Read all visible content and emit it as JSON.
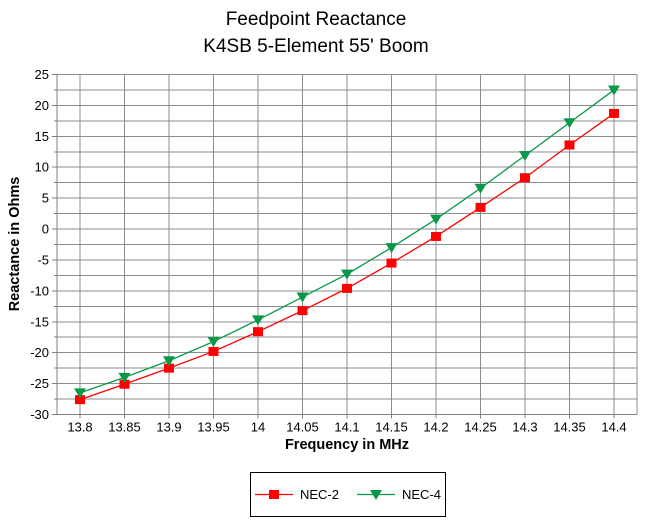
{
  "chart_data": {
    "type": "line",
    "title": "Feedpoint Reactance",
    "subtitle": "K4SB 5-Element 55' Boom",
    "xlabel": "Frequency in MHz",
    "ylabel": "Reactance in Ohms",
    "x": [
      13.8,
      13.85,
      13.9,
      13.95,
      14.0,
      14.05,
      14.1,
      14.15,
      14.2,
      14.25,
      14.3,
      14.35,
      14.4
    ],
    "x_tick_labels": [
      "13.8",
      "13.85",
      "13.9",
      "13.95",
      "14",
      "14.05",
      "14.1",
      "14.15",
      "14.2",
      "14.25",
      "14.3",
      "14.35",
      "14.4"
    ],
    "ylim": [
      -30,
      25
    ],
    "y_major": 5,
    "y_minor": 2.5,
    "grid": true,
    "legend_position": "bottom",
    "series": [
      {
        "name": "NEC-2",
        "marker": "square",
        "color": "#ff0000",
        "values": [
          -27.6,
          -25.1,
          -22.5,
          -19.8,
          -16.6,
          -13.2,
          -9.6,
          -5.5,
          -1.2,
          3.5,
          8.3,
          13.6,
          18.7
        ]
      },
      {
        "name": "NEC-4",
        "marker": "triangle-down",
        "color": "#089848",
        "values": [
          -26.5,
          -24.0,
          -21.3,
          -18.2,
          -14.7,
          -11.0,
          -7.3,
          -3.0,
          1.6,
          6.6,
          11.9,
          17.2,
          22.5
        ]
      }
    ]
  },
  "colors": {
    "grid": "#8c8c8c",
    "axis": "#808080",
    "text": "#000000",
    "background": "#ffffff"
  }
}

#### Directions for this task:
Across the preceding material, how many lines contain the word "Reactance"? State the number alone.

#### Solution for this problem:
2